- Try it
Among the lines of the data, copy those that hold "小沢一郎氏".
##########
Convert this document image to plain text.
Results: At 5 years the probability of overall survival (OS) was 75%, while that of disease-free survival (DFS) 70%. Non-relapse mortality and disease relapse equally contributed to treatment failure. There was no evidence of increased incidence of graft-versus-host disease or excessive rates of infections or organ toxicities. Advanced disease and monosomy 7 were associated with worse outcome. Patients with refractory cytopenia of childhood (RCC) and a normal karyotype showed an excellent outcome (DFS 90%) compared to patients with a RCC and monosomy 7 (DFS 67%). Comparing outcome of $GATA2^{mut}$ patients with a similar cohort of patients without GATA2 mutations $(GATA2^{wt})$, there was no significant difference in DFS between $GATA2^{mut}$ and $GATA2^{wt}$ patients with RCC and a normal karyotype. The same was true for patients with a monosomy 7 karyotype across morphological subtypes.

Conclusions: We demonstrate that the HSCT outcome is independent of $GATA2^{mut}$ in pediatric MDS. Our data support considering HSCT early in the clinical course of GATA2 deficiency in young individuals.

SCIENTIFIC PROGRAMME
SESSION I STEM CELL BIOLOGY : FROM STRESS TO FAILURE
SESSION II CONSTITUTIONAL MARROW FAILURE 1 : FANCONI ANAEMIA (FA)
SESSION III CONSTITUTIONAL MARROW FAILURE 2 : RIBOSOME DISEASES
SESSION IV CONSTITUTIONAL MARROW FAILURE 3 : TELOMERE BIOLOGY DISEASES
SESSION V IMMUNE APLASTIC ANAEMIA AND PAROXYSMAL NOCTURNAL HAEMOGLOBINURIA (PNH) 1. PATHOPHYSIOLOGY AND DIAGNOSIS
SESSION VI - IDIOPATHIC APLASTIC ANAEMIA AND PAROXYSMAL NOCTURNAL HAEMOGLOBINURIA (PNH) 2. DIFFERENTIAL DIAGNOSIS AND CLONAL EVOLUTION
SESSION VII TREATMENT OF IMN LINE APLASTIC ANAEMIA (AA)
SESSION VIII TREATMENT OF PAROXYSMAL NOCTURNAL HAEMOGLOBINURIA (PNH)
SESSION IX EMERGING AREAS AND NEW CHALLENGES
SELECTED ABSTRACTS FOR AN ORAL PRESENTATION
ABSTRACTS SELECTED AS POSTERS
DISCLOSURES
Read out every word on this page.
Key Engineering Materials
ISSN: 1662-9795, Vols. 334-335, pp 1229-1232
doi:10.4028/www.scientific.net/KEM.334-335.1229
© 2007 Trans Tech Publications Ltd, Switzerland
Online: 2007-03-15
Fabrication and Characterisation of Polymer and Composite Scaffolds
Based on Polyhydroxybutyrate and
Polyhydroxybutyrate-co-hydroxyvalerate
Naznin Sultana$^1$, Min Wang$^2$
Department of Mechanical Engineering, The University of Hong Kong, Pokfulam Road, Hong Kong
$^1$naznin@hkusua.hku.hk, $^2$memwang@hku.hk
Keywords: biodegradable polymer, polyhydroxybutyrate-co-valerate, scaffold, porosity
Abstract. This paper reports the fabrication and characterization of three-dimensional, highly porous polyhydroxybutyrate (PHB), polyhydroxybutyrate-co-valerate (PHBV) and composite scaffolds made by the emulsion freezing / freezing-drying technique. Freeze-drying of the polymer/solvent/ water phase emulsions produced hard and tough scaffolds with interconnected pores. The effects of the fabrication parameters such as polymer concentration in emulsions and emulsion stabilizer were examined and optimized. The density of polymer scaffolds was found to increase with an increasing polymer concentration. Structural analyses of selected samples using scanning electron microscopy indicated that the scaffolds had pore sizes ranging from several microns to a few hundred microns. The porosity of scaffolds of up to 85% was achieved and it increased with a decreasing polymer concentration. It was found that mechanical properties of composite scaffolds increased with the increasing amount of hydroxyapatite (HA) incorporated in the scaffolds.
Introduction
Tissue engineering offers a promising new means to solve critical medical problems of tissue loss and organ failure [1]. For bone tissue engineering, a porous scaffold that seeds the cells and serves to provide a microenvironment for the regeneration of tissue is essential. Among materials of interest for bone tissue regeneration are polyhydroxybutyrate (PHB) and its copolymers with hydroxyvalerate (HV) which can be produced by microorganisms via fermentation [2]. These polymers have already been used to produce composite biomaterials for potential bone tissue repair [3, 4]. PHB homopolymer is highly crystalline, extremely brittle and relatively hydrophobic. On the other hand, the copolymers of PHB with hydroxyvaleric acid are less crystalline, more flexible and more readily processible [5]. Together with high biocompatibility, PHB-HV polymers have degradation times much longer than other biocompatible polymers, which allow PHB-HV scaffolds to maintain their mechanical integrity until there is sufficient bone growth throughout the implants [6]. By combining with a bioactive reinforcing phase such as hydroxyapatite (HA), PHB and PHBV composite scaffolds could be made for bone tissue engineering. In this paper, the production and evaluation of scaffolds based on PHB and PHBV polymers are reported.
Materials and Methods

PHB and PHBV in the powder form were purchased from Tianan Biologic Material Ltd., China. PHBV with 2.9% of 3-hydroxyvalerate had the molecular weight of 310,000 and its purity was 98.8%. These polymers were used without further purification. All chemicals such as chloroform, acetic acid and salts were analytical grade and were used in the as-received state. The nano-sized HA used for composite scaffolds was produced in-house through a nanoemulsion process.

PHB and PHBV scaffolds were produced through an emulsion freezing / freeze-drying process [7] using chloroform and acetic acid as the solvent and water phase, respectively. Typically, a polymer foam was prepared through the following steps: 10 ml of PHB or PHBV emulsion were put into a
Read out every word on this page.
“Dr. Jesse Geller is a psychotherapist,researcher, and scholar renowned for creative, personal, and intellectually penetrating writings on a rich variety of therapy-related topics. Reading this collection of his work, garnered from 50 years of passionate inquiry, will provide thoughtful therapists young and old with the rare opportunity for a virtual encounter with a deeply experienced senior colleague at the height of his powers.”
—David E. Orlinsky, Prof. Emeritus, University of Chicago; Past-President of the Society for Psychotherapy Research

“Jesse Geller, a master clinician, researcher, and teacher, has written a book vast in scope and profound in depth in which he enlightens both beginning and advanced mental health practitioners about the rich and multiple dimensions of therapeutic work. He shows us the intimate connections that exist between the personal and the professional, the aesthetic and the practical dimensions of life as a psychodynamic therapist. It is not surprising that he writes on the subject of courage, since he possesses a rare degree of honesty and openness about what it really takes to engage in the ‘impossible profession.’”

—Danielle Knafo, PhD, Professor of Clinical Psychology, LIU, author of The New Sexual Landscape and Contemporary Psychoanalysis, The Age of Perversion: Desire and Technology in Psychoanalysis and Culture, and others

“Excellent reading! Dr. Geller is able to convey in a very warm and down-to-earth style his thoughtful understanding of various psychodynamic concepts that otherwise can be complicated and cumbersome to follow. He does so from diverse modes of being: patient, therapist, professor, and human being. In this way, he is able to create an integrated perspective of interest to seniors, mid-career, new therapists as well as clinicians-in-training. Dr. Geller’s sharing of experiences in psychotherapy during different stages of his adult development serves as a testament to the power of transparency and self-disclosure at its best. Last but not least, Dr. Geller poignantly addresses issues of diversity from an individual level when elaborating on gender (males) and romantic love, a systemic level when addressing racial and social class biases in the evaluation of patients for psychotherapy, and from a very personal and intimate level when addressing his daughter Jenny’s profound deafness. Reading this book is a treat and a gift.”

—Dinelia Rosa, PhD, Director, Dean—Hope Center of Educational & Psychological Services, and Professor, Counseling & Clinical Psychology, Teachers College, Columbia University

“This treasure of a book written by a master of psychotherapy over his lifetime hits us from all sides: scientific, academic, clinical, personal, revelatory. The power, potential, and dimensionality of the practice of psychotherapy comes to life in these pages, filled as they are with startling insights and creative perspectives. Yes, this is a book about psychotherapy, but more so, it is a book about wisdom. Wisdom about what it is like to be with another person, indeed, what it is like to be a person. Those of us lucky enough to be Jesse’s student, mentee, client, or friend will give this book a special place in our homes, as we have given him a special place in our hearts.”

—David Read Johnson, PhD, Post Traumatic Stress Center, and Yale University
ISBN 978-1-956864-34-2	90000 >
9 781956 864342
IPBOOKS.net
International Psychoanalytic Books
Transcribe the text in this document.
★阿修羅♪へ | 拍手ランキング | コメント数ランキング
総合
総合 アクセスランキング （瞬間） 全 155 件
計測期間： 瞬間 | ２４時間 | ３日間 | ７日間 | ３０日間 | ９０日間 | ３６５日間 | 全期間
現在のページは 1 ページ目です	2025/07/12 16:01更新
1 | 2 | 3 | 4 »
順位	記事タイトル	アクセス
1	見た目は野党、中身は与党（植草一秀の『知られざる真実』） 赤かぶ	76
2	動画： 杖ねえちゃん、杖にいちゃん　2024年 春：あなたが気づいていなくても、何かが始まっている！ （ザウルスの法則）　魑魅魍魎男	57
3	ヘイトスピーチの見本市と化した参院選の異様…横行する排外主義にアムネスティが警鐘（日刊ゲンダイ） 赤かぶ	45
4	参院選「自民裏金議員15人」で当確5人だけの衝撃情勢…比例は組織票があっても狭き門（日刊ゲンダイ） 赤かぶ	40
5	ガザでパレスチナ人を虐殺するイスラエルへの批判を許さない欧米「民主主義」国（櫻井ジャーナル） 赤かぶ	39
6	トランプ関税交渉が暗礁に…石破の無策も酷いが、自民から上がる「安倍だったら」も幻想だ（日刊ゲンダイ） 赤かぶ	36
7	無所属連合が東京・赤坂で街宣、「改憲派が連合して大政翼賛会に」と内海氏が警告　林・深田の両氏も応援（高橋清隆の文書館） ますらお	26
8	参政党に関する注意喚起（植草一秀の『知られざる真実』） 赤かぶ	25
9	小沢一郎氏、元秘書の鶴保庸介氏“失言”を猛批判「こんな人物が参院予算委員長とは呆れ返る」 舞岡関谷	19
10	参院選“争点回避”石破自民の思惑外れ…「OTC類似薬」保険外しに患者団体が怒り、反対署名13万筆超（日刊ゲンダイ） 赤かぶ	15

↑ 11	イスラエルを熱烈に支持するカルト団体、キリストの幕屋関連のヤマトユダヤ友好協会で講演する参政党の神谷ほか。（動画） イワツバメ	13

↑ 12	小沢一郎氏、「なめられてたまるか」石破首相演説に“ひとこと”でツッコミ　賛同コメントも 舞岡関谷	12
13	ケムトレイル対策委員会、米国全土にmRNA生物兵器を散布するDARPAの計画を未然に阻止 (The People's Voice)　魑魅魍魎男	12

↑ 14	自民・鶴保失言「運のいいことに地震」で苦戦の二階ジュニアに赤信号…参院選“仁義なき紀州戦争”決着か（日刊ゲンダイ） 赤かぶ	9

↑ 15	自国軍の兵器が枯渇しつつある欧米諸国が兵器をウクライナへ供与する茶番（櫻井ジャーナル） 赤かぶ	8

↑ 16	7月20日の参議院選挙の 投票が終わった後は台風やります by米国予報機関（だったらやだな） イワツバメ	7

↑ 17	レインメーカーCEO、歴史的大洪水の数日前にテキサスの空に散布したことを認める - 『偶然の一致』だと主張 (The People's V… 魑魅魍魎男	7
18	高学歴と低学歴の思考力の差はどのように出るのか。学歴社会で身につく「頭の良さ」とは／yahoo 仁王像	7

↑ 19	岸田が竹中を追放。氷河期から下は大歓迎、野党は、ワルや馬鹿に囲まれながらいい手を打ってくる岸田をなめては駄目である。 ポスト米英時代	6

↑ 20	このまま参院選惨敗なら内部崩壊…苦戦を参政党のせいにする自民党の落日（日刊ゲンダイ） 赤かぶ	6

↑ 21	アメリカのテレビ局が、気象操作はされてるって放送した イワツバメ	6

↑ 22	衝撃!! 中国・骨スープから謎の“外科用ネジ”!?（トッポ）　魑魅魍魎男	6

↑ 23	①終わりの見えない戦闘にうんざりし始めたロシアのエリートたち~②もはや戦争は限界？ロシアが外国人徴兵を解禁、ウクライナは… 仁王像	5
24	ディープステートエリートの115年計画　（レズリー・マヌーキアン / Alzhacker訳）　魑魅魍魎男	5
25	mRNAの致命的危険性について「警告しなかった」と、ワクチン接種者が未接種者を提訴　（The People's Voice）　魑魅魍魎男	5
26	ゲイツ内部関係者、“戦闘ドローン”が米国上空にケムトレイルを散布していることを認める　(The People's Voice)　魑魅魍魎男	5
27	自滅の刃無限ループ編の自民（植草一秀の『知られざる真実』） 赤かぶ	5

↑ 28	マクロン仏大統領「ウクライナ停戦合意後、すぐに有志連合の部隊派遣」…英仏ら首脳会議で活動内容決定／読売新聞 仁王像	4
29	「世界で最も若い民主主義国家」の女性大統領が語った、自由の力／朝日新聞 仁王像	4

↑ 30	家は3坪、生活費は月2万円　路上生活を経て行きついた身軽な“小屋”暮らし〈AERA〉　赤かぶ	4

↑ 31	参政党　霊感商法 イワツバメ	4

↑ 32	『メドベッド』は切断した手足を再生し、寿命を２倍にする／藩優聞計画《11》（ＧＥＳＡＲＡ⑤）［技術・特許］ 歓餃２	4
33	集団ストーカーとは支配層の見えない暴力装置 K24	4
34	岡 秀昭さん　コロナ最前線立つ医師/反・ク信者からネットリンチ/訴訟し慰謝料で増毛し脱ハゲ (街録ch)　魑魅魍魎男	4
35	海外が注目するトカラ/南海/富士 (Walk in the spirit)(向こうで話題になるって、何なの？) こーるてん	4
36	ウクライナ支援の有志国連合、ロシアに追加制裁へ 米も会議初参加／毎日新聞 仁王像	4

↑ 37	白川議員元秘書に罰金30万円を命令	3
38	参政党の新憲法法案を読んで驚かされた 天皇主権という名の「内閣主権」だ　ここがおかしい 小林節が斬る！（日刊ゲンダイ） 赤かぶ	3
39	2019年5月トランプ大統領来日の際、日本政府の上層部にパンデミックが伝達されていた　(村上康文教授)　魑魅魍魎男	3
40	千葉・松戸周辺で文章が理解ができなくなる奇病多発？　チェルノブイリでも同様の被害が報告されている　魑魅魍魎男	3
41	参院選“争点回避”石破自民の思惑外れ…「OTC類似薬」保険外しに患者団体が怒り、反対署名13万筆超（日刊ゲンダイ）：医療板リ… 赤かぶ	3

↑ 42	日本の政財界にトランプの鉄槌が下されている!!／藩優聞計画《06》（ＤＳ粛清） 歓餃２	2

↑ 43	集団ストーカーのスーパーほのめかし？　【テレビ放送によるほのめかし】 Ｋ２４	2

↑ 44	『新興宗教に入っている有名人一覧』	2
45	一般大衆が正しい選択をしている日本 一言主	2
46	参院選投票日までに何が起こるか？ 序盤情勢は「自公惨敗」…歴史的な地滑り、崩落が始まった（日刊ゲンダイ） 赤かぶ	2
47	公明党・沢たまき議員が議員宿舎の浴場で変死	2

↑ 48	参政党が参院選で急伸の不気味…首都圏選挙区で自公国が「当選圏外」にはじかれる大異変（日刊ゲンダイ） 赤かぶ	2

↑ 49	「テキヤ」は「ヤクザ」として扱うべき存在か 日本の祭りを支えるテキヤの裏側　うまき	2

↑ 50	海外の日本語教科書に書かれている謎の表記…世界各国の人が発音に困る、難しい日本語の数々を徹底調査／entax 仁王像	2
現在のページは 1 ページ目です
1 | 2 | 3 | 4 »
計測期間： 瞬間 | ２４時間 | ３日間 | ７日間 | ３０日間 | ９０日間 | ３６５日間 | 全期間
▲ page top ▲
##########
- Result of the task
9	小沢一郎氏、元秘書の鶴保庸介氏“失言”を猛批判「こんな人物が参院予算委員長とは呆れ返る」 舞岡関谷	19
↑ 12	小沢一郎氏、「なめられてたまるか」石破首相演説に“ひとこと”でツッコミ　賛同コメントも 舞岡関谷	12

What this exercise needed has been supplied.